### Task directions
Images do not belong in the copy. Retype all the entries below exactly.

### Extracted entries

********

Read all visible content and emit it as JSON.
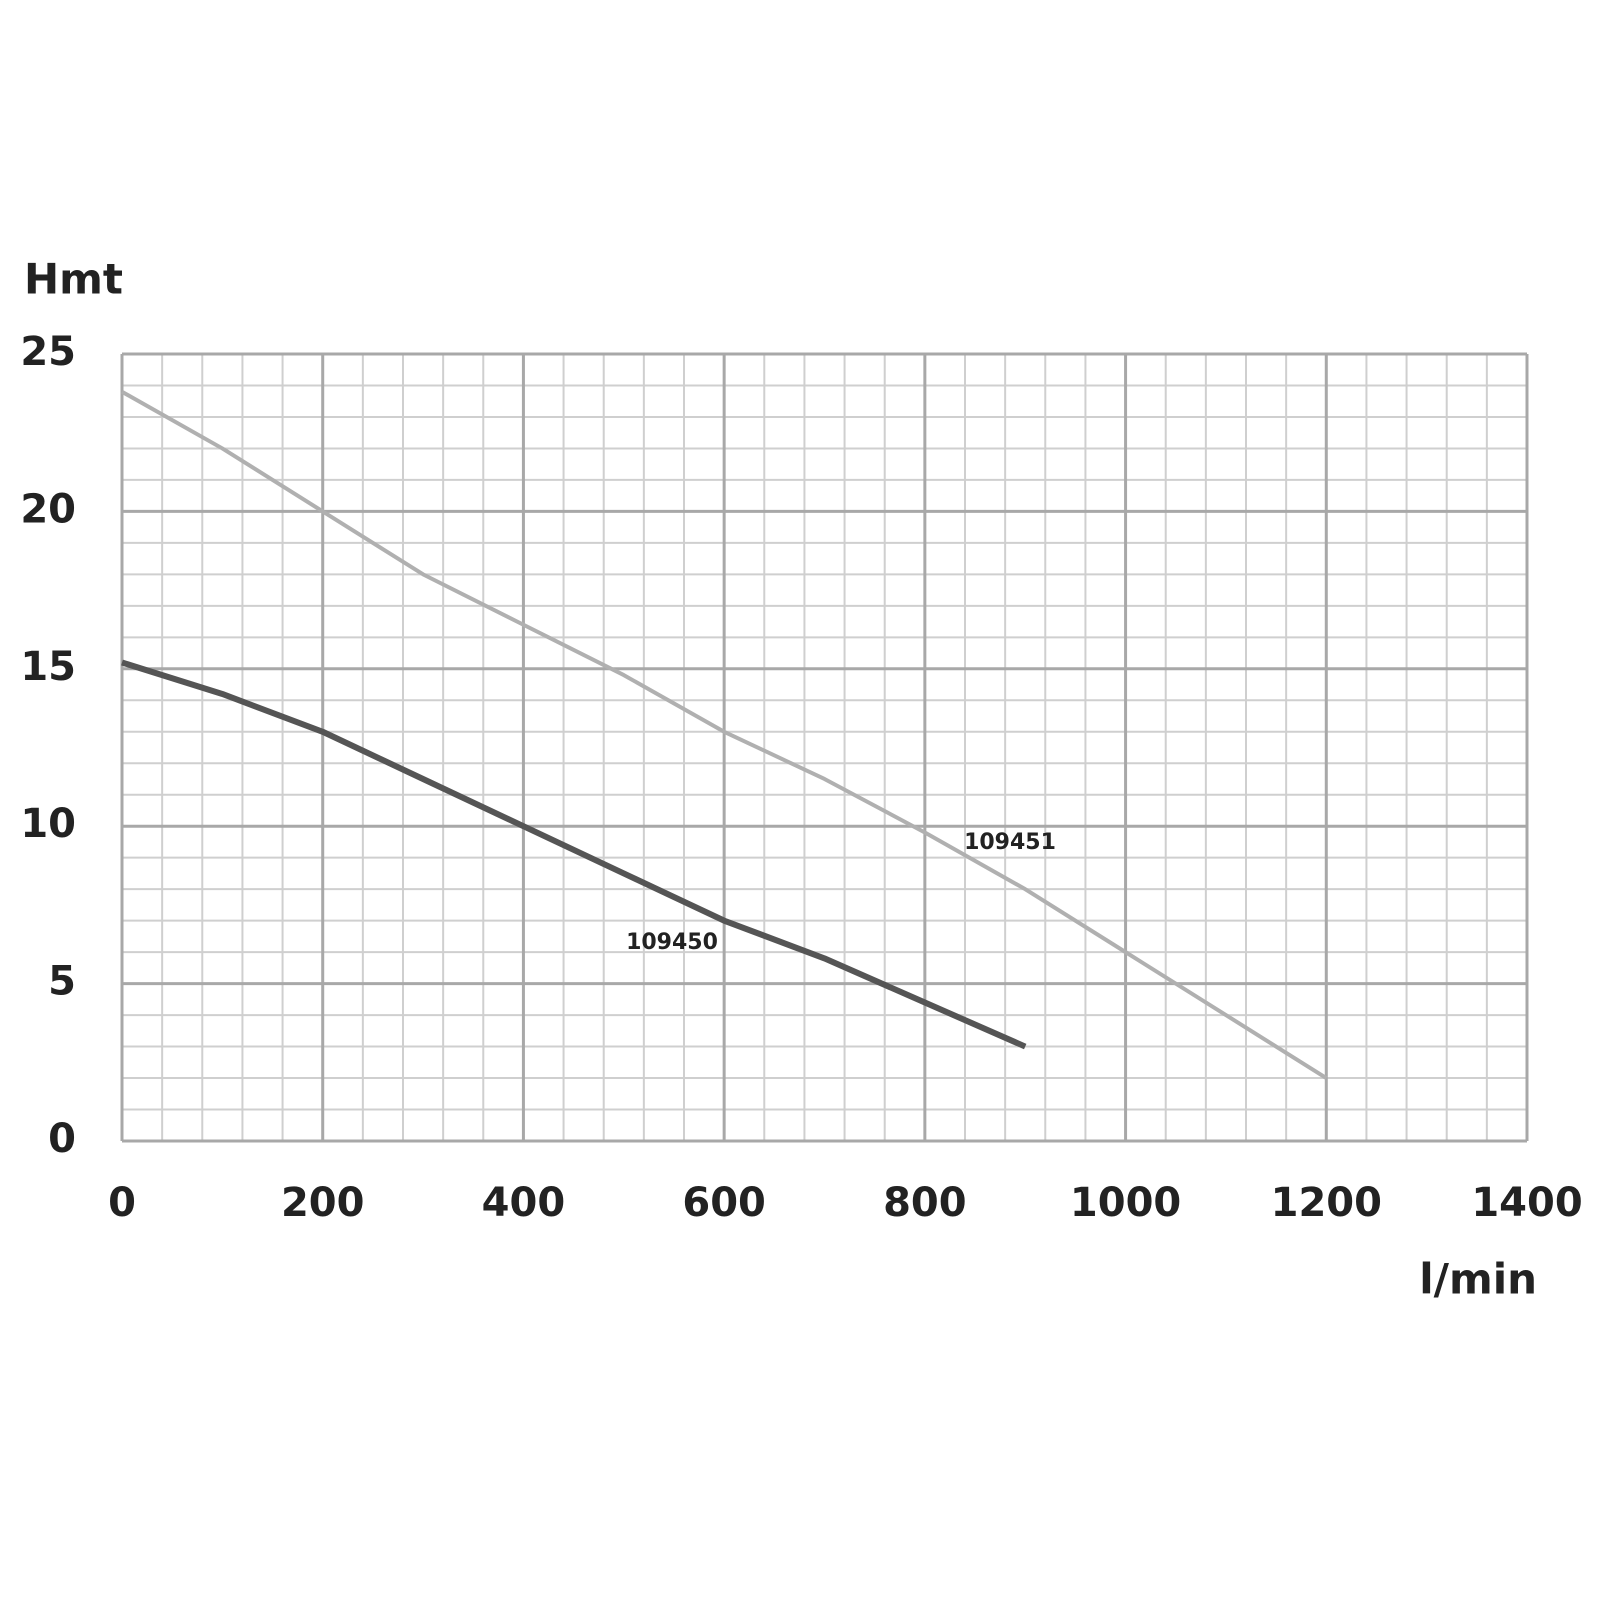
{
  "chart_data": {
    "type": "line",
    "x_label": "l/min",
    "y_label": "Hmt",
    "xlim": [
      0,
      1400
    ],
    "xticks": [
      0,
      200,
      400,
      600,
      800,
      1000,
      1200,
      1400
    ],
    "ylim": [
      0,
      25
    ],
    "yticks": [
      0,
      5,
      10,
      15,
      20,
      25
    ],
    "grid": true,
    "minor_divisions": 5,
    "series": [
      {
        "name": "109450",
        "color": "#555555",
        "x": [
          0,
          100,
          200,
          300,
          400,
          500,
          600,
          700,
          800,
          900
        ],
        "values": [
          15.2,
          14.2,
          13,
          11.5,
          10,
          8.5,
          7,
          5.8,
          4.4,
          3
        ]
      },
      {
        "name": "109451",
        "color": "#b0b0b0",
        "x": [
          0,
          100,
          200,
          300,
          400,
          500,
          600,
          700,
          800,
          900,
          1000,
          1100,
          1200
        ],
        "values": [
          23.8,
          22,
          20,
          18,
          16.4,
          14.8,
          13,
          11.5,
          9.8,
          8,
          6,
          4,
          2
        ]
      }
    ]
  }
}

********

### Finished task
Read all visible content and emit it as JSON.
{
  "chart_data": {
    "type": "line",
    "x_label": "l/min",
    "y_label": "Hmt",
    "xlim": [
      0,
      1400
    ],
    "xticks": [
      0,
      200,
      400,
      600,
      800,
      1000,
      1200,
      1400
    ],
    "ylim": [
      0,
      25
    ],
    "yticks": [
      0,
      5,
      10,
      15,
      20,
      25
    ],
    "grid": true,
    "minor_divisions": 5,
    "series": [
      {
        "name": "109450",
        "color": "#555555",
        "x": [
          0,
          100,
          200,
          300,
          400,
          500,
          600,
          700,
          800,
          900
        ],
        "values": [
          15.2,
          14.2,
          13,
          11.5,
          10,
          8.5,
          7,
          5.8,
          4.4,
          3
        ]
      },
      {
        "name": "109451",
        "color": "#b0b0b0",
        "x": [
          0,
          100,
          200,
          300,
          400,
          500,
          600,
          700,
          800,
          900,
          1000,
          1100,
          1200
        ],
        "values": [
          23.8,
          22,
          20,
          18,
          16.4,
          14.8,
          13,
          11.5,
          9.8,
          8,
          6,
          4,
          2
        ]
      }
    ]
  }
}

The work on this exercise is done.